-- START DATA ROWS --

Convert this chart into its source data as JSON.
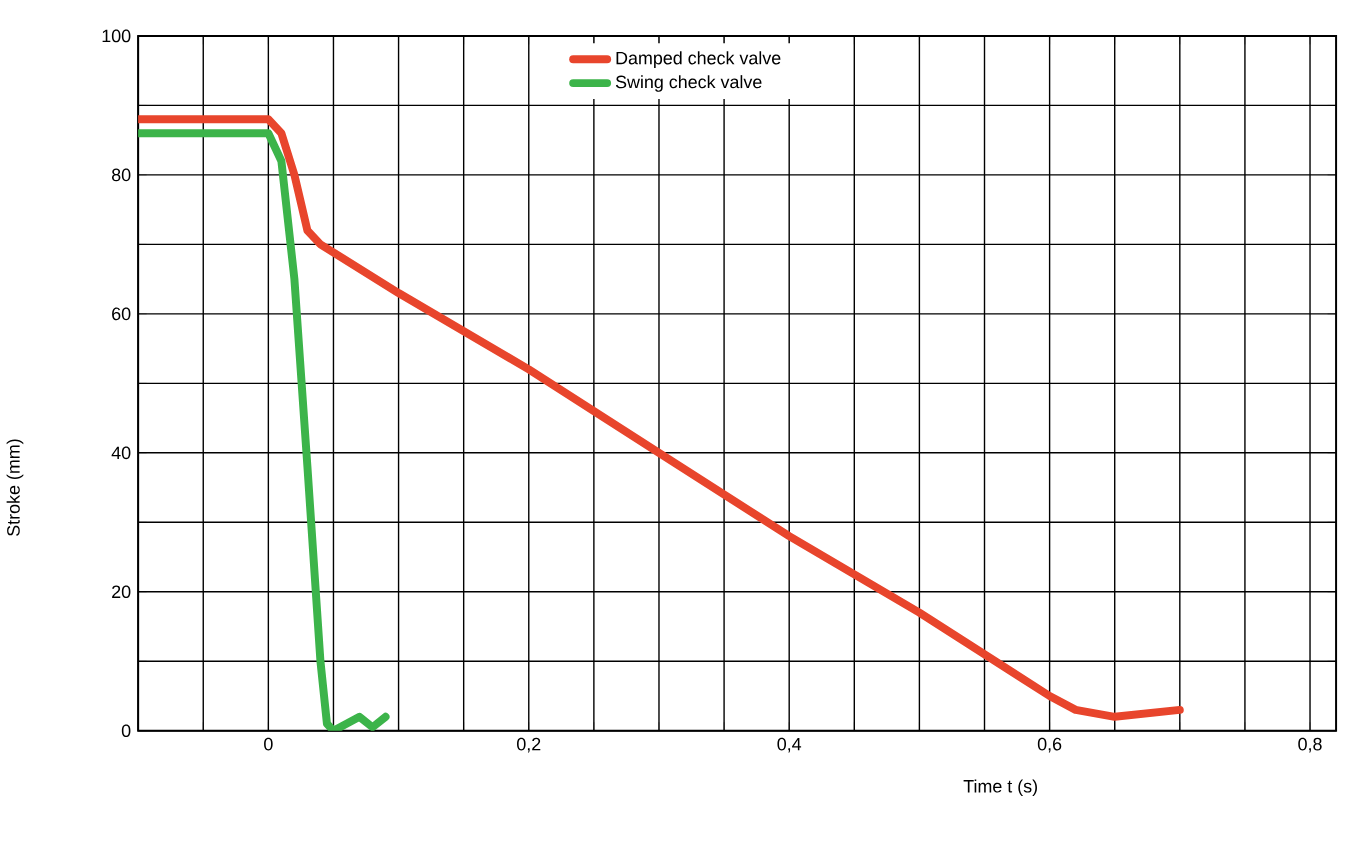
{
  "chart_data": {
    "type": "line",
    "xlabel": "Time t (s)",
    "ylabel": "Stroke (mm)",
    "xlim": [
      -0.1,
      0.82
    ],
    "ylim": [
      0,
      100
    ],
    "xticks": [
      {
        "value": -0.1,
        "label": null
      },
      {
        "value": -0.05,
        "label": null
      },
      {
        "value": 0,
        "label": "0"
      },
      {
        "value": 0.05,
        "label": null
      },
      {
        "value": 0.1,
        "label": null
      },
      {
        "value": 0.15,
        "label": null
      },
      {
        "value": 0.2,
        "label": "0,2"
      },
      {
        "value": 0.25,
        "label": null
      },
      {
        "value": 0.3,
        "label": null
      },
      {
        "value": 0.35,
        "label": null
      },
      {
        "value": 0.4,
        "label": "0,4"
      },
      {
        "value": 0.45,
        "label": null
      },
      {
        "value": 0.5,
        "label": null
      },
      {
        "value": 0.55,
        "label": null
      },
      {
        "value": 0.6,
        "label": "0,6"
      },
      {
        "value": 0.65,
        "label": null
      },
      {
        "value": 0.7,
        "label": null
      },
      {
        "value": 0.75,
        "label": null
      },
      {
        "value": 0.8,
        "label": "0,8"
      }
    ],
    "yticks": [
      0,
      {
        "value": 10,
        "label": null
      },
      20,
      {
        "value": 30,
        "label": null
      },
      40,
      {
        "value": 50,
        "label": null
      },
      60,
      {
        "value": 70,
        "label": null
      },
      80,
      {
        "value": 90,
        "label": null
      },
      100
    ],
    "grid": true,
    "legend": "top",
    "line_style": "solid",
    "marker": "none",
    "series": [
      {
        "name": "Damped check valve",
        "color": "#e8452c",
        "x": [
          -0.1,
          0,
          0.01,
          0.02,
          0.03,
          0.04,
          0.1,
          0.2,
          0.3,
          0.4,
          0.5,
          0.6,
          0.62,
          0.65,
          0.7
        ],
        "values": [
          88,
          88,
          86,
          80,
          72,
          70,
          63,
          52,
          40,
          28,
          17,
          5,
          3,
          2,
          3
        ]
      },
      {
        "name": "Swing check valve",
        "color": "#3cb44a",
        "x": [
          -0.1,
          0,
          0.01,
          0.02,
          0.03,
          0.04,
          0.045,
          0.05,
          0.06,
          0.07,
          0.08,
          0.09
        ],
        "values": [
          86,
          86,
          82,
          65,
          38,
          10,
          1,
          0,
          1,
          2,
          0.5,
          2
        ]
      }
    ]
  }
}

-- END DATA ROWS --

### AIM OF THE TASK
Restate every record exactly, please; do not copy the pictures.

### SOLUTION FOR THIS PROBLEM
Convert this chart into its source data as JSON.
{
  "chart_data": {
    "type": "line",
    "xlabel": "Time t (s)",
    "ylabel": "Stroke (mm)",
    "xlim": [
      -0.1,
      0.82
    ],
    "ylim": [
      0,
      100
    ],
    "xticks": [
      {
        "value": -0.1,
        "label": null
      },
      {
        "value": -0.05,
        "label": null
      },
      {
        "value": 0,
        "label": "0"
      },
      {
        "value": 0.05,
        "label": null
      },
      {
        "value": 0.1,
        "label": null
      },
      {
        "value": 0.15,
        "label": null
      },
      {
        "value": 0.2,
        "label": "0,2"
      },
      {
        "value": 0.25,
        "label": null
      },
      {
        "value": 0.3,
        "label": null
      },
      {
        "value": 0.35,
        "label": null
      },
      {
        "value": 0.4,
        "label": "0,4"
      },
      {
        "value": 0.45,
        "label": null
      },
      {
        "value": 0.5,
        "label": null
      },
      {
        "value": 0.55,
        "label": null
      },
      {
        "value": 0.6,
        "label": "0,6"
      },
      {
        "value": 0.65,
        "label": null
      },
      {
        "value": 0.7,
        "label": null
      },
      {
        "value": 0.75,
        "label": null
      },
      {
        "value": 0.8,
        "label": "0,8"
      }
    ],
    "yticks": [
      0,
      {
        "value": 10,
        "label": null
      },
      20,
      {
        "value": 30,
        "label": null
      },
      40,
      {
        "value": 50,
        "label": null
      },
      60,
      {
        "value": 70,
        "label": null
      },
      80,
      {
        "value": 90,
        "label": null
      },
      100
    ],
    "grid": true,
    "legend": "top",
    "line_style": "solid",
    "marker": "none",
    "series": [
      {
        "name": "Damped check valve",
        "color": "#e8452c",
        "x": [
          -0.1,
          0,
          0.01,
          0.02,
          0.03,
          0.04,
          0.1,
          0.2,
          0.3,
          0.4,
          0.5,
          0.6,
          0.62,
          0.65,
          0.7
        ],
        "values": [
          88,
          88,
          86,
          80,
          72,
          70,
          63,
          52,
          40,
          28,
          17,
          5,
          3,
          2,
          3
        ]
      },
      {
        "name": "Swing check valve",
        "color": "#3cb44a",
        "x": [
          -0.1,
          0,
          0.01,
          0.02,
          0.03,
          0.04,
          0.045,
          0.05,
          0.06,
          0.07,
          0.08,
          0.09
        ],
        "values": [
          86,
          86,
          82,
          65,
          38,
          10,
          1,
          0,
          1,
          2,
          0.5,
          2
        ]
      }
    ]
  }
}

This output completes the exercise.